SOURCE DOCUMENT
-- START --

The Sonos Roam portable speaker.
Simon Cohen / Digital Trends

The reason Sonos is now laser-focused on the question of power is that more than 75% of its carbon emissions can be attributed to the energy consumed during its products’ lifecycle. In other words, Sonos can make big improvements in its supply chain, the materials it uses, and its product packaging — all of which are under active review — but these won’t have as big an impact on its carbon bottom-line as figuring out ways to make its new and existing products more energy efficient.

It’s a problem that feels deceptively simple. Sonos says that in 2019, average idle power consumption of its products (the power used when the speakers aren’t actually playing music) was 3.83 watts per hour. That’s seems like a small amount, but it’s a continuous, 24/7 drain that only stops when you unplug the product from the wall. Multiplied over all of the Sonos products out in the wild, and it’s easy to imagine a much, much bigger number for total energy consumed.

The Sonos Move portable speaker.

To address this challenge, Sonos says it is applying lessons learned from one of its newest products, the portable, rechargeable Sonos Roam. The Roam’s idle state consumes only 1 watt per hour and it has an even lower-power sleep state that consumes a scant 0.1 watts. It achieves these numbers despite still offering advanced functionality like smart speaker voice commands and Apple’s AirPlay 2 wireless streaming protocol.

The goal, according to Sonos, is to design new products that replicate this energy efficiency while providing smaller efficiency gains to existing equipment using software updates. Ultimately, it expects to get get to an average idle power consumption of less than 2 watts per hour — something it believes it can do with its portable speakers within 24 months.

At the same time, the company is looking at a variety of ways to make its new products more environmentally friendly from a materials point of view. By 2023 it says it will eliminate the use of virgin plastics, replacing them with post-consumer recycled (PCR) plastics. It will change the design of the products to replace adhesives with fasteners so that they can be easily disassembled and recycled when they reach the end of their useful lives, but also to make them easier to repair when they can be fixed.  By 2025, it aims to have packaging made with 100% responsibly sourced paper, and on the rare occasions when it needs to use plastic, it will use PCR plastics.

-- END --

AVAILABLE RECORDS
-- START --

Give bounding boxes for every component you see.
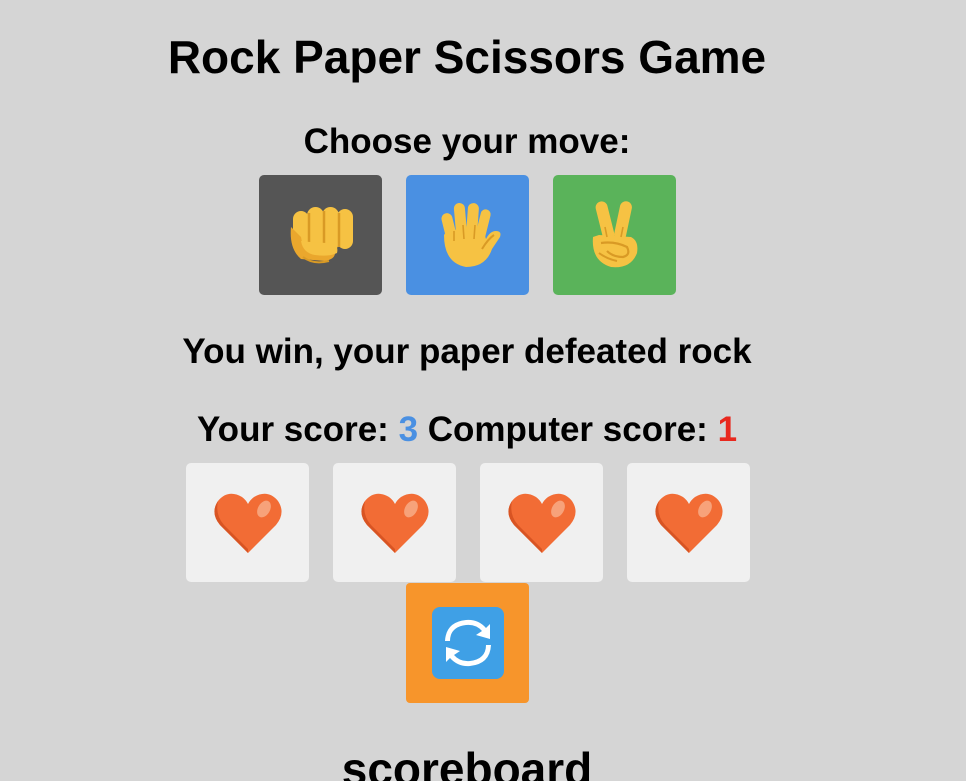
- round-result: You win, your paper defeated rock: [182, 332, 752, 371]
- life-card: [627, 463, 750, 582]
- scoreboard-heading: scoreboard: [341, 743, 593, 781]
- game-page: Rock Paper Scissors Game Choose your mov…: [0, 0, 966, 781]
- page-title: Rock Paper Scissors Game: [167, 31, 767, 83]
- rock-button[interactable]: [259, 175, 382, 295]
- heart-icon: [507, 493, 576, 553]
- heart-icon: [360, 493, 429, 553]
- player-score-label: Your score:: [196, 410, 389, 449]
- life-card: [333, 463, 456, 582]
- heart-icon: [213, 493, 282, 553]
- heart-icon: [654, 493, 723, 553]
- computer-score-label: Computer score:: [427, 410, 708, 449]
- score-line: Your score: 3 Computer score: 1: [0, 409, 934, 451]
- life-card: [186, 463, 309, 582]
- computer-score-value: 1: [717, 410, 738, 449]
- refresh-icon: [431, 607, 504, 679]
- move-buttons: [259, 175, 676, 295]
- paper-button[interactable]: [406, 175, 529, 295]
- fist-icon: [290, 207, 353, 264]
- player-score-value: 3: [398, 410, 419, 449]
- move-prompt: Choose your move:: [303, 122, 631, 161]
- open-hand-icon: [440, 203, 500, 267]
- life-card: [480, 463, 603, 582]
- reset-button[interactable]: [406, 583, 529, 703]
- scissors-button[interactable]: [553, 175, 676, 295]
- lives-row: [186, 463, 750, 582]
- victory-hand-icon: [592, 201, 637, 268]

-- END --
-- START --

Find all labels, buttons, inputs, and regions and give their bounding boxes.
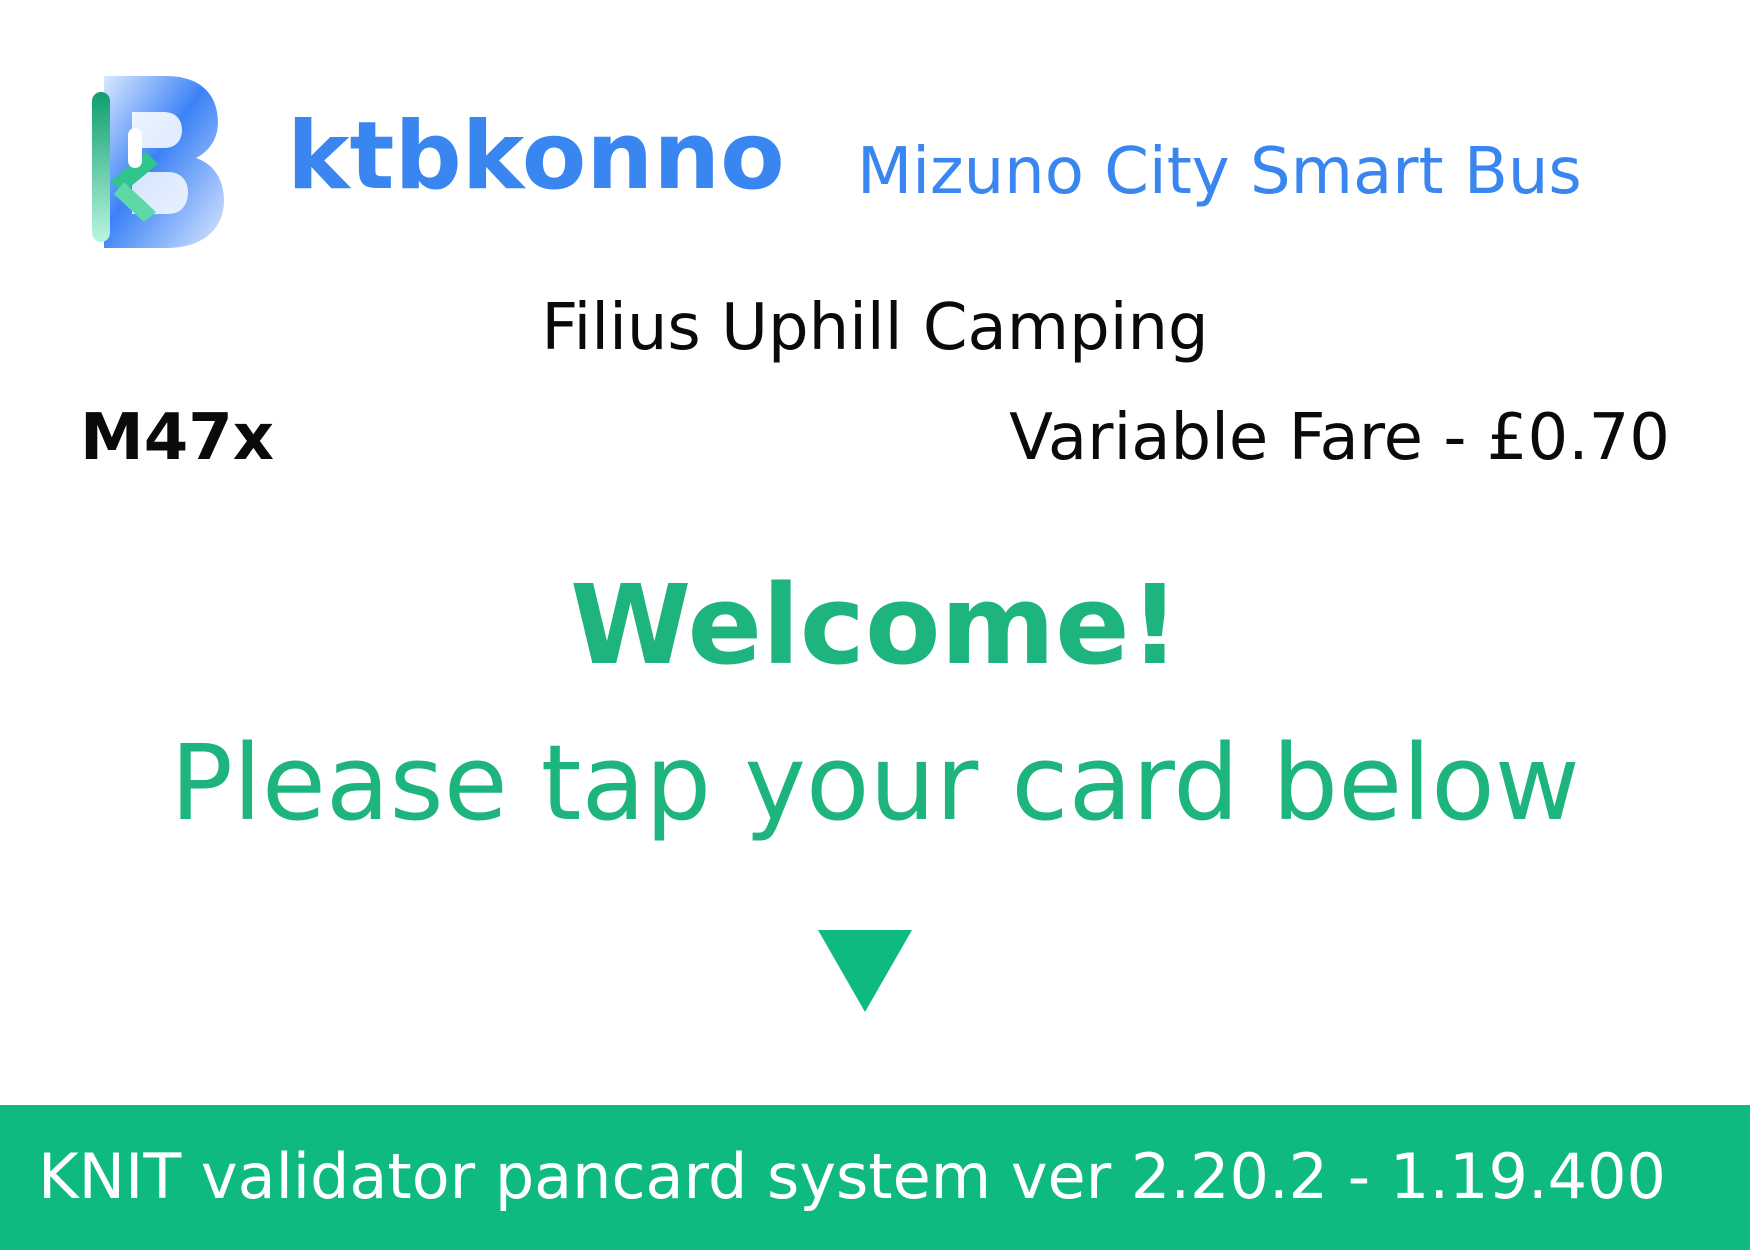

-- END --

EXERCISES TO COMPLETE
• 1. In the listing, rename "heart-icon" to "heart-symbol" in the lines starting with the one that contains "Give bounding boxes" and going on through the one that contains "- refresh-icon: [431, 607, 504, 679]", leaving everything else unchanged. Reproduce only those lines and omit the picture.
• 2. Write what comes next in the article on Sonos's energy and materials plans, starting after its final sentence.

ANSWER SET
• 1.
Give bounding boxes for every component you see.
- round-result: You win, your paper defeated rock: [182, 332, 752, 371]
- life-card: [627, 463, 750, 582]
- scoreboard-heading: scoreboard: [341, 743, 593, 781]
- game-page: Rock Paper Scissors Game Choose your mov…: [0, 0, 966, 781]
- page-title: Rock Paper Scissors Game: [167, 31, 767, 83]
- rock-button[interactable]: [259, 175, 382, 295]
- heart-symbol: [507, 493, 576, 553]
- heart-symbol: [360, 493, 429, 553]
- player-score-label: Your score:: [196, 410, 389, 449]
- life-card: [333, 463, 456, 582]
- heart-symbol: [213, 493, 282, 553]
- heart-symbol: [654, 493, 723, 553]
- computer-score-label: Computer score:: [427, 410, 708, 449]
- score-line: Your score: 3 Computer score: 1: [0, 409, 934, 451]
- life-card: [186, 463, 309, 582]
- computer-score-value: 1: [717, 410, 738, 449]
- refresh-icon: [431, 607, 504, 679]

• 2.
Sonos One smart speaker.
Dan Baker/Digital Trends

All of these efforts are aimed at reducing what Sonos’s contributes to the carbon problem, which it calculated was 1,231,430 metric tons of carbon dioxide equivalent in 2020 (about the same as 267,528 passenger vehicles driven for one year). But since it’s essentially impossible for industrial activity to produce zero emissions, the other side of the climate coin is to buy carbon offsets through investments in specific environmental projects.

For 2022, the biggest of these investments will be a partnership with SeaTrees by Sustainable Surf which will run a marine ecosystem project in the Southern Cardamom Watershed in Cambodia. And while offsets are a good way for a company to get to carbon neutrality — something Sonos says will happen by 2030 — getting to net zero is considerably harder.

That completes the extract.